== What you need to do ==
Could you give every record again, exactly as it reads?

◆ ◆ ◆ ◆ ◆

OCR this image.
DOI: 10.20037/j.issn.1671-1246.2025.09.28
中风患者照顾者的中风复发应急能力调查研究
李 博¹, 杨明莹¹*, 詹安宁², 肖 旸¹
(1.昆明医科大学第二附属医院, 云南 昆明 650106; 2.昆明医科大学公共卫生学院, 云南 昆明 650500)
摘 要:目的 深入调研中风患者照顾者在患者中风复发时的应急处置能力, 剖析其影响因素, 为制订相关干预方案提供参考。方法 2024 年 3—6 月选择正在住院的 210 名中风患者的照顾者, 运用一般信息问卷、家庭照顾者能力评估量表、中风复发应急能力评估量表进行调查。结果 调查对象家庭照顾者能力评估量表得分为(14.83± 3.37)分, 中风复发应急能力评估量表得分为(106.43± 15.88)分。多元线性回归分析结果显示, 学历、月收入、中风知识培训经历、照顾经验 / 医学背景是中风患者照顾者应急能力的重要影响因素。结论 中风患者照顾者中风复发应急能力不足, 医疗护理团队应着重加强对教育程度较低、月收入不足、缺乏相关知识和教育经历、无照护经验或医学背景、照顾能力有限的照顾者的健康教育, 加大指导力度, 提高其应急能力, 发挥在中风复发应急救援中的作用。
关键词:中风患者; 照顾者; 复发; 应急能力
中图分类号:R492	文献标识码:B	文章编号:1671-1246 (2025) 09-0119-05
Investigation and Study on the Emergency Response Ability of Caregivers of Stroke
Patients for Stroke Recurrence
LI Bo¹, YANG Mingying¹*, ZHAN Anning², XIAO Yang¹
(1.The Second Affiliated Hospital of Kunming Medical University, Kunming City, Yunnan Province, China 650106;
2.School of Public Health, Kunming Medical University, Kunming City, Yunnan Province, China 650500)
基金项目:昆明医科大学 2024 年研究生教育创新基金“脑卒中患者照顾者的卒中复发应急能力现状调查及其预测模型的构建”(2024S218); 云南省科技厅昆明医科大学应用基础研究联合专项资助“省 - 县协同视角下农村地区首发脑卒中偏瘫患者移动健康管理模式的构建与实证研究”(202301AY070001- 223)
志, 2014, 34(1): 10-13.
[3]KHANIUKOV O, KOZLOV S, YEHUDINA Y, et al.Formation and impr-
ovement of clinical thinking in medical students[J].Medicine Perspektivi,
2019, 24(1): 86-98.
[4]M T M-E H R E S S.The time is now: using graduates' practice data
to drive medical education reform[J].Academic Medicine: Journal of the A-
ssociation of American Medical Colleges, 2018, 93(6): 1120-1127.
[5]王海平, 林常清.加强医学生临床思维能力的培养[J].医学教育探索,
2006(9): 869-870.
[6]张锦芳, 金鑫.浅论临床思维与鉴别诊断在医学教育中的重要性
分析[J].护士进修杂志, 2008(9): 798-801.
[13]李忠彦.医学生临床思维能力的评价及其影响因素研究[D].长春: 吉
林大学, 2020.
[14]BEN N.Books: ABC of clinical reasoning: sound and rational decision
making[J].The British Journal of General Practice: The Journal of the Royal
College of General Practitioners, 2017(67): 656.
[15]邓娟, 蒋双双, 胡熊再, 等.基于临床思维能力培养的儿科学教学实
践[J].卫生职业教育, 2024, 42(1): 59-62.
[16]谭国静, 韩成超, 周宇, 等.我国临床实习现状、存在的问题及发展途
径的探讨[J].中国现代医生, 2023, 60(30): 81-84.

◆ ◆ ◆ ◆ ◆

== Written solution ==
OCR this image.
DOI: 10.20037/j.issn.1671-1246.2025.09.28
中风患者照顾者的中风复发应急能力调查研究
李 博¹, 杨明莹¹*, 詹安宁², 肖 旸¹
(1.昆明医科大学第二附属医院, 云南 昆明 650106; 2.昆明医科大学公共卫生学院, 云南 昆明 650500)
摘 要:目的 深入调研中风患者照顾者在患者中风复发时的应急处置能力, 剖析其影响因素, 为制订相关干预方案提供参考。方法 2024 年 3—6 月选择正在住院的 210 名中风患者的照顾者, 运用一般信息问卷、家庭照顾者能力评估量表、中风复发应急能力评估量表进行调查。结果 调查对象家庭照顾者能力评估量表得分为(14.83± 3.37)分, 中风复发应急能力评估量表得分为(106.43± 15.88)分。多元线性回归分析结果显示, 学历、月收入、中风知识培训经历、照顾经验 / 医学背景是中风患者照顾者应急能力的重要影响因素。结论 中风患者照顾者中风复发应急能力不足, 医疗护理团队应着重加强对教育程度较低、月收入不足、缺乏相关知识和教育经历、无照护经验或医学背景、照顾能力有限的照顾者的健康教育, 加大指导力度, 提高其应急能力, 发挥在中风复发应急救援中的作用。
关键词:中风患者; 照顾者; 复发; 应急能力
中图分类号:R492	文献标识码:B	文章编号:1671-1246 (2025) 09-0119-05
Investigation and Study on the Emergency Response Ability of Caregivers of Stroke
Patients for Stroke Recurrence
LI Bo¹, YANG Mingying¹*, ZHAN Anning², XIAO Yang¹
(1.The Second Affiliated Hospital of Kunming Medical University, Kunming City, Yunnan Province, China 650106;
2.School of Public Health, Kunming Medical University, Kunming City, Yunnan Province, China 650500)
基金项目:昆明医科大学 2024 年研究生教育创新基金“脑卒中患者照顾者的卒中复发应急能力现状调查及其预测模型的构建”(2024S218); 云南省科技厅昆明医科大学应用基础研究联合专项资助“省 - 县协同视角下农村地区首发脑卒中偏瘫患者移动健康管理模式的构建与实证研究”(202301AY070001- 223)
志, 2014, 34(1): 10-13.
[3]KHANIUKOV O, KOZLOV S, YEHUDINA Y, et al.Formation and impr-
ovement of clinical thinking in medical students[J].Medicine Perspektivi,
2019, 24(1): 86-98.
[4]M T M-E H R E S S.The time is now: using graduates' practice data
to drive medical education reform[J].Academic Medicine: Journal of the A-
ssociation of American Medical Colleges, 2018, 93(6): 1120-1127.
[5]王海平, 林常清.加强医学生临床思维能力的培养[J].医学教育探索,
2006(9): 869-870.
[6]张锦芳, 金鑫.浅论临床思维与鉴别诊断在医学教育中的重要性
分析[J].护士进修杂志, 2008(9): 798-801.
[13]李忠彦.医学生临床思维能力的评价及其影响因素研究[D].长春: 吉
林大学, 2020.
[14]BEN N.Books: ABC of clinical reasoning: sound and rational decision
making[J].The British Journal of General Practice: The Journal of the Royal
College of General Practitioners, 2017(67): 656.
[15]邓娟, 蒋双双, 胡熊再, 等.基于临床思维能力培养的儿科学教学实
践[J].卫生职业教育, 2024, 42(1): 59-62.
[16]谭国静, 韩成超, 周宇, 等.我国临床实习现状、存在的问题及发展途
径的探讨[J].中国现代医生, 2023, 60(30): 81-84.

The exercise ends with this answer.